In the listing below, count each line containing "madrugada" and answer with the count only.

Saved data entries
________________

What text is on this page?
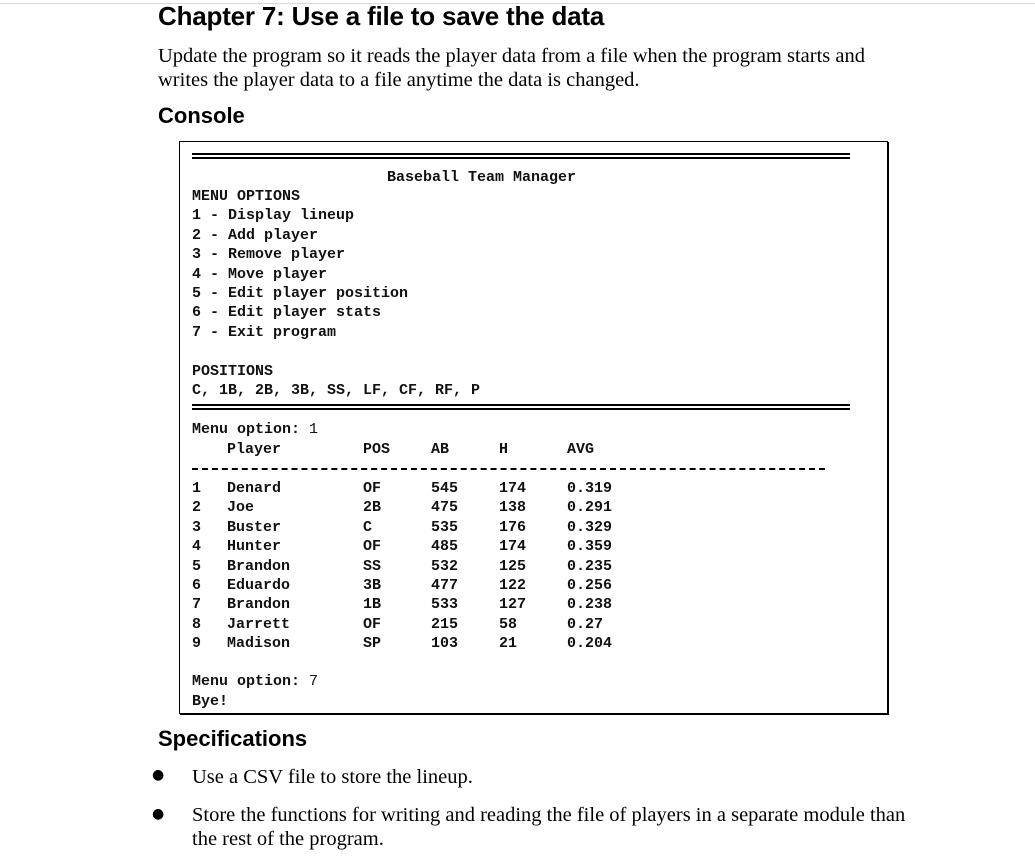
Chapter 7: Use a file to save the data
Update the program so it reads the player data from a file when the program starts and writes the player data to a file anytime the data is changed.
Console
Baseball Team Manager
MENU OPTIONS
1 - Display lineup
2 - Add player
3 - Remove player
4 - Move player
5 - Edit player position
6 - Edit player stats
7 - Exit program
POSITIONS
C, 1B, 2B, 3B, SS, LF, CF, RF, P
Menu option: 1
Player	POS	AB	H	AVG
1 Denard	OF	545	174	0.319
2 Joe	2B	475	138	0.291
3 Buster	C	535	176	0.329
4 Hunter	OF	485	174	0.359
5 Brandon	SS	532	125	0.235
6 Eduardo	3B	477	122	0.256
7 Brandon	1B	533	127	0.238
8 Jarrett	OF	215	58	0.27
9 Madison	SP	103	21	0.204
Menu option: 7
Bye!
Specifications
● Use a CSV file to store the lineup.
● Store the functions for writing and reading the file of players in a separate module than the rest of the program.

________________

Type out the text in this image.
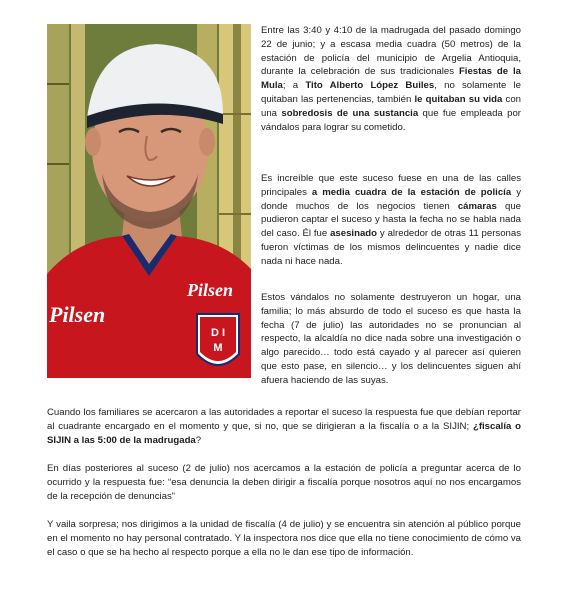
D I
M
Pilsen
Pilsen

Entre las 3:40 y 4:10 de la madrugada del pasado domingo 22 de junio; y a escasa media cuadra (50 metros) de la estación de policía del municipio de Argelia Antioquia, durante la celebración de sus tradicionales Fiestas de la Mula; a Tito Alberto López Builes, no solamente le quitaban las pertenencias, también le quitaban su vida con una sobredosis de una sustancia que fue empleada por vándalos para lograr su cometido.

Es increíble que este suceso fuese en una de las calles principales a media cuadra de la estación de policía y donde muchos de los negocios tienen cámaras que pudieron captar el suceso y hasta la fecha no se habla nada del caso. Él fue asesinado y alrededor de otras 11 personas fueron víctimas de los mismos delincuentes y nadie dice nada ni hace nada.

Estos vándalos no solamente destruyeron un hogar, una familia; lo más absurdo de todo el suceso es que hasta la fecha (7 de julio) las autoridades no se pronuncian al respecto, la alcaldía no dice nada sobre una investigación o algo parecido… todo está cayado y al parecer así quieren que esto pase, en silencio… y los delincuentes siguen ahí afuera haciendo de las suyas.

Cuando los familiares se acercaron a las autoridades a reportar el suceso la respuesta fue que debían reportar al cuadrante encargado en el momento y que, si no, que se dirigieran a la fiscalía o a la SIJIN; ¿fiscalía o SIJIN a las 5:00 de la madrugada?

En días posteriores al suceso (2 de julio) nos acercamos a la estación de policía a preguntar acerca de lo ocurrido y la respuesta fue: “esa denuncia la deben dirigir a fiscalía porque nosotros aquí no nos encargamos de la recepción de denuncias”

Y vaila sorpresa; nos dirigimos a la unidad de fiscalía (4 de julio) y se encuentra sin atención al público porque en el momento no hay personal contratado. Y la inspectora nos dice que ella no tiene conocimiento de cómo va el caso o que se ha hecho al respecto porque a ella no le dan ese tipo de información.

________________

→ Exercise response:
2